■ Short exercise ■
Copy each line below in which the string "Read" occurs.

— START OF Data provided —

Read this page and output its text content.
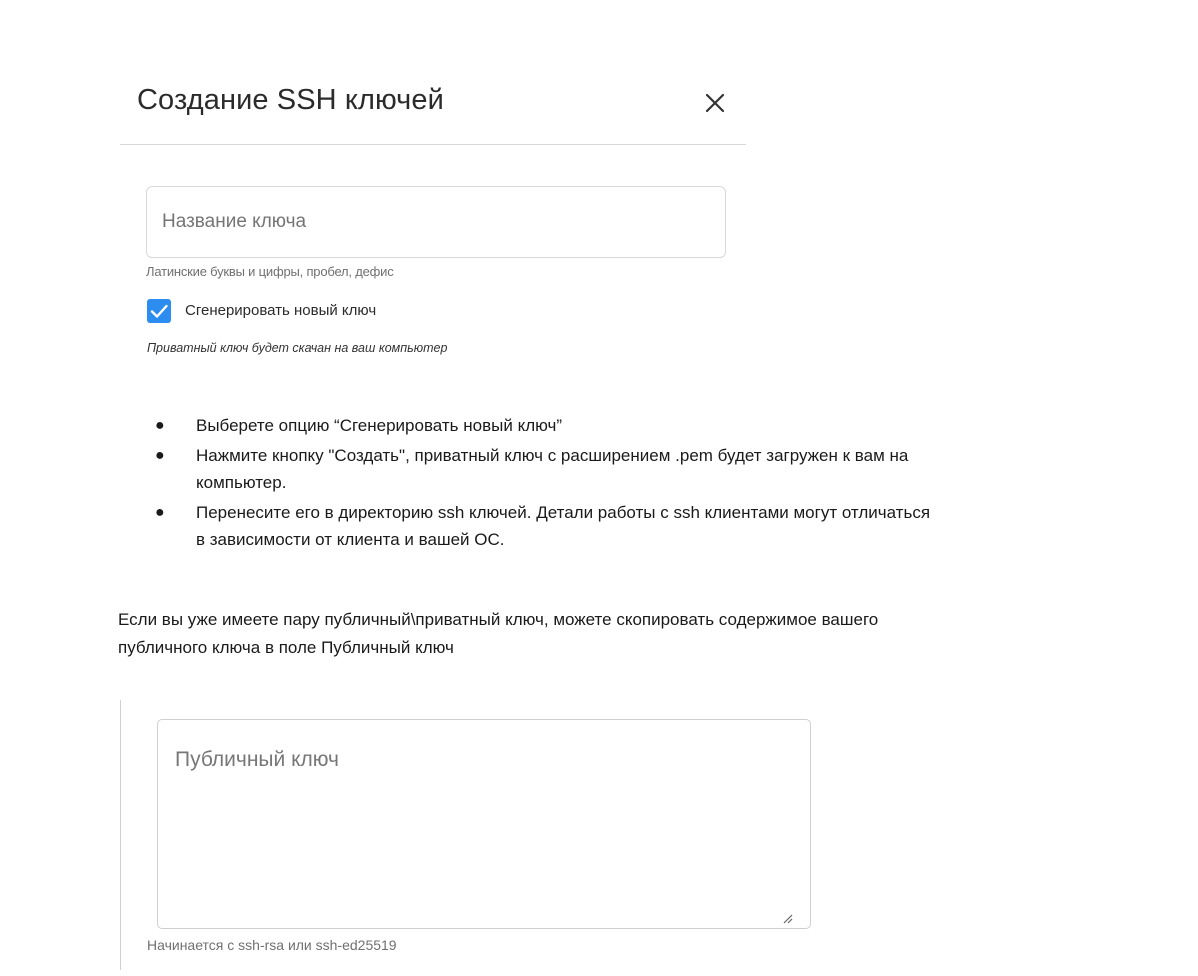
Создание SSH ключей
Название ключа
Латинские буквы и цифры, пробел, дефис
Сгенерировать новый ключ
Приватный ключ будет скачан на ваш компьютер
● Выберете опцию “Сгенерировать новый ключ”
● Нажмите кнопку "Создать", приватный ключ с расширением .pem будет загружен к вам на
компьютер.
● Перенесите его в директорию ssh ключей. Детали работы с ssh клиентами могут отличаться
в зависимости от клиента и вашей ОС.
Если вы уже имеете пару публичный\приватный ключ, можете скопировать содержимое вашего
публичного ключа в поле Публичный ключ
Публичный ключ
Начинается с ssh-rsa или ssh-ed25519
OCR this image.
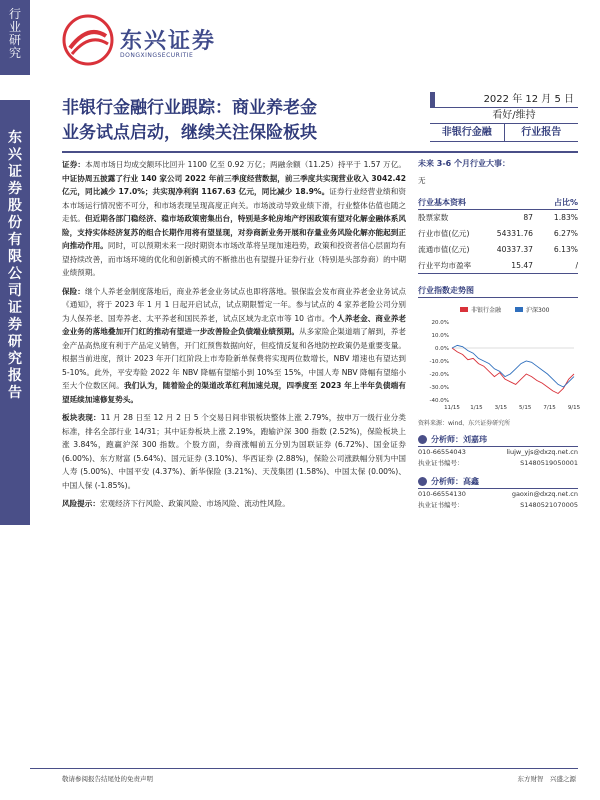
行业研究
东兴证券股份有限公司证券研究报告
东兴证券
DONGXINGSECURITIE
非银行金融行业跟踪：商业养老金
业务试点启动，继续关注保险板块
2022 年 12 月 5 日
看好/维持
非银行金融	行业报告

证券：本周市场日均成交额环比回升 1100 亿至 0.92 万亿；两融余额（11.25）持平于 1.57 万亿。中证协周五披露了行业 140 家公司 2022 年前三季度经营数据，前三季度共实现营业收入 3042.42 亿元，同比减少 17.0%；共实现净利润 1167.63 亿元，同比减少 18.9%。证券行业经营业绩和资本市场运行情况密不可分，和市场表现呈现高度正向关。市场波动导致业绩下滑，行业整体估值也随之走低。但近期各部门稳经济、稳市场政策密集出台，特别是多轮房地产纾困政策有望对化解金融体系风险，支持实体经济复苏的组合长期作用将有望显现，对券商新业务开展和存量业务风险化解亦能起到正向推动作用。同时，可以预期未来一段时期资本市场改革将呈现加速趋势，政策和投资者信心层面均有望持续改善，而市场环境的优化和创新模式的不断推出也有望提升证券行业（特别是头部券商）的中期业绩预期。

保险：继个人养老金制度落地后，商业养老金业务试点也即将落地。银保监会发布商业养老金业务试点《通知》，将于 2023 年 1 月 1 日起开启试点，试点期限暂定一年。参与试点的 4 家养老险公司分别为人保养老、国寿养老、太平养老和国民养老，试点区域为北京市等 10 省市。个人养老金、商业养老金业务的落地叠加开门红的推动有望进一步改善险企负债端业绩预期。从多家险企渠道端了解到，养老金产品高热度有利于产品定义销售，开门红预售数据向好，但疫情反复和各地防控政策仍是重要变量。根据当前进度，预计 2023 年开门红阶段上市寿险新单保费将实现两位数增长，NBV 增速也有望达到 5-10%。此外，平安寿险 2022 年 NBV 降幅有望缩小到 10%至 15%，中国人寿 NBV 降幅有望缩小至大个位数区间。我们认为，随着险企的渠道改革红利加速兑现，四季度至 2023 年上半年负债端有望延续加速修复势头。

板块表现：11 月 28 日至 12 月 2 日 5 个交易日间非银板块整体上涨 2.79%，按申万一级行业分类标准，排名全部行业 14/31；其中证券板块上涨 2.19%，跑输沪深 300 指数 (2.52%)，保险板块上涨 3.84%，跑赢沪深 300 指数。个股方面，券商涨幅前五分别为国联证券 (6.72%)、国金证券 (6.00%)、东方财富 (5.64%)、国元证券 (3.10%)、华西证券 (2.88%)，保险公司涨跌幅分别为中国人寿 (5.00%)、中国平安 (4.37%)、新华保险 (3.21%)、天茂集团 (1.58%)、中国太保 (0.00%)、中国人保 (-1.85%)。

风险提示：宏观经济下行风险、政策风险、市场风险、流动性风险。

未来 3-6 个月行业大事：
无
行业基本资料	占比%
股票家数	87	1.83%
行业市值(亿元)	54331.76	6.27%
流通市值(亿元)	40337.37	6.13%
行业平均市盈率	15.47	/
行业指数走势图
20.0%
10.0%
0.0%
-10.0%
-20.0%
-30.0%
-40.0%
11/15 1/15 3/15 5/15 7/15 9/15
非银行金融	沪深300
资料来源：wind、东兴证券研究所
分析师：刘嘉玮
010-66554043	liujw_yjs@dxzq.net.cn
执业证书编号：	S1480519050001
分析师：高鑫
010-66554130	gaoxin@dxzq.net.cn
执业证书编号：	S1480521070005
敬请参阅报告结尾处的免责声明	东方财智　兴盛之源
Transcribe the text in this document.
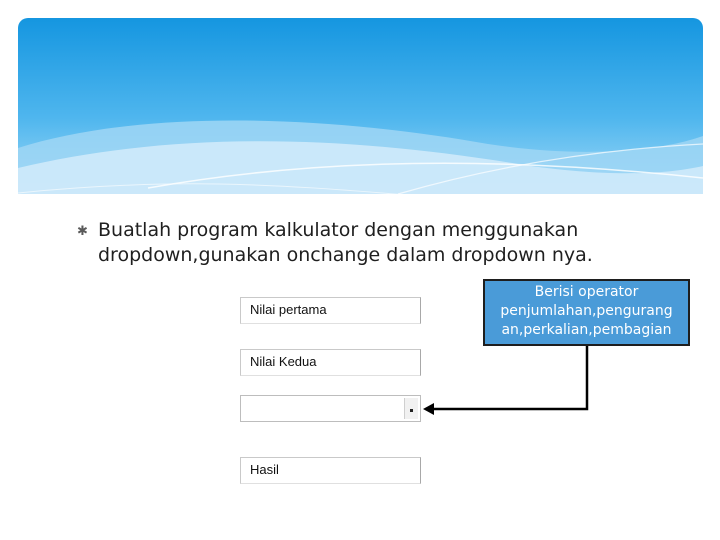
✱ Buatlah program kalkulator dengan menggunakan dropdown,gunakan onchange dalam dropdown nya.
Nilai pertama
Nilai Kedua
Hasil
Berisi operator penjumlahan,pengurang an,perkalian,pembagian
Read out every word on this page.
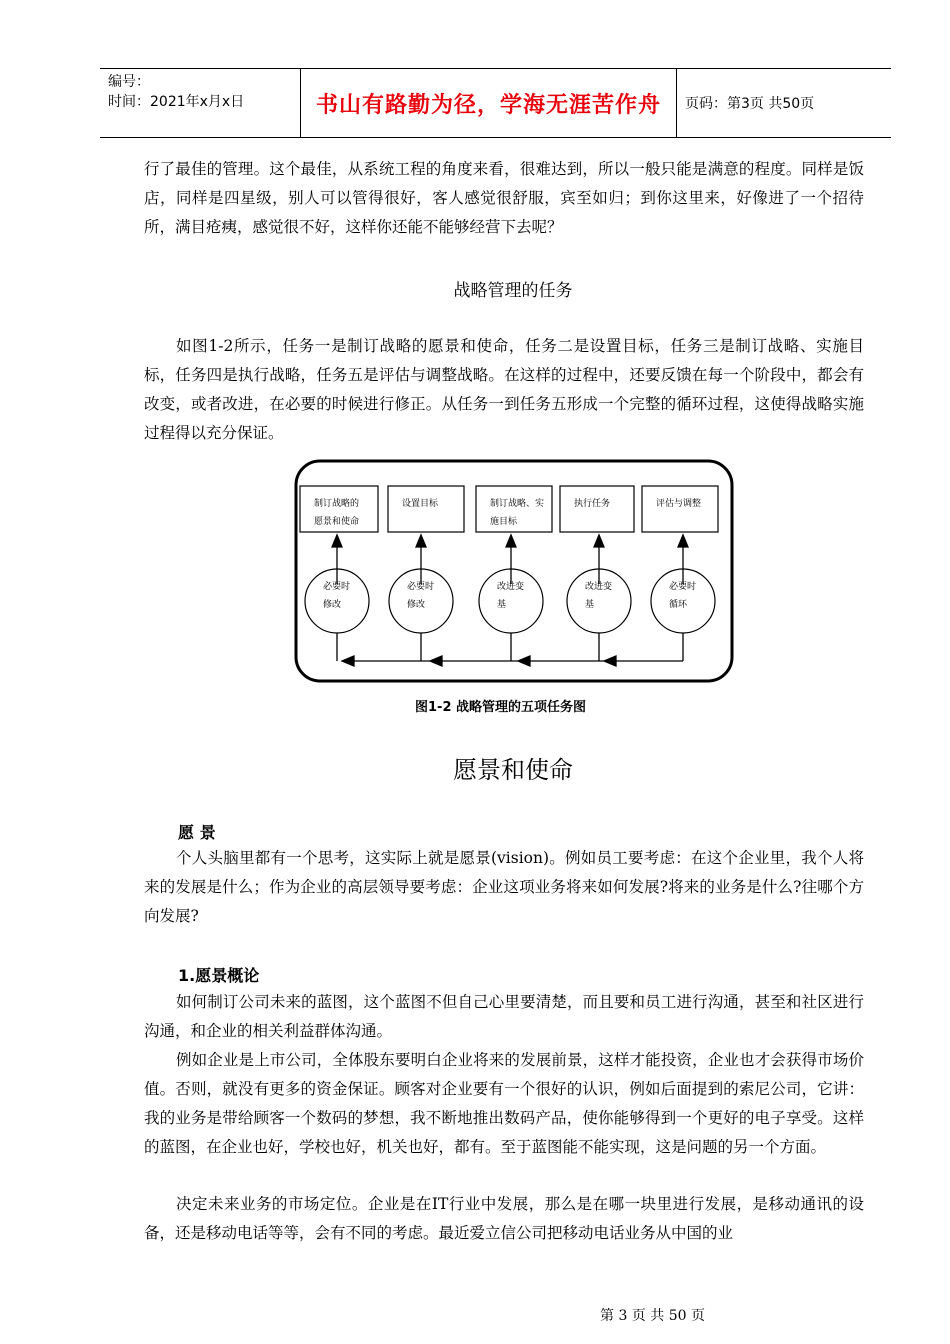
编号：
时间：2021年x月x日	书山有路勤为径，学海无涯苦作舟	页码：第3页 共50页

行了最佳的管理。这个最佳，从系统工程的角度来看，很难达到，所以一般只能是满意的程度。同样是饭店，同样是四星级，别人可以管得很好，客人感觉很舒服，宾至如归；到你这里来，好像进了一个招待所，满目疮痍，感觉很不好，这样你还能不能够经营下去呢？

战略管理的任务

如图1-2所示，任务一是制订战略的愿景和使命，任务二是设置目标，任务三是制订战略、实施目标，任务四是执行战略，任务五是评估与调整战略。在这样的过程中，还要反馈在每一个阶段中，都会有改变，或者改进，在必要的时候进行修正。从任务一到任务五形成一个完整的循环过程，这使得战略实施过程得以充分保证。

制订战略的
愿景和使命
设置目标	制订战略、实
施目标
执行任务	评估与调整
必要时
修改
必要时
修改
改进变
基
改进变
基
必要时
循环
图1-2 战略管理的五项任务图
愿景和使命
愿 景

个人头脑里都有一个思考，这实际上就是愿景(vision)。例如员工要考虑：在这个企业里，我个人将来的发展是什么；作为企业的高层领导要考虑：企业这项业务将来如何发展?将来的业务是什么?往哪个方向发展?

1.愿景概论

如何制订公司未来的蓝图，这个蓝图不但自己心里要清楚，而且要和员工进行沟通，甚至和社区进行沟通，和企业的相关利益群体沟通。

例如企业是上市公司，全体股东要明白企业将来的发展前景，这样才能投资，企业也才会获得市场价值。否则，就没有更多的资金保证。顾客对企业要有一个很好的认识，例如后面提到的索尼公司，它讲：我的业务是带给顾客一个数码的梦想，我不断地推出数码产品，使你能够得到一个更好的电子享受。这样的蓝图，在企业也好，学校也好，机关也好，都有。至于蓝图能不能实现，这是问题的另一个方面。

决定未来业务的市场定位。企业是在IT行业中发展，那么是在哪一块里进行发展，是移动通讯的设备，还是移动电话等等，会有不同的考虑。最近爱立信公司把移动电话业务从中国的业

第 3 页 共 50 页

— END OF Data provided —

■ Response for this exercise ■
Read this page and output its text content.
Read out every word on this page.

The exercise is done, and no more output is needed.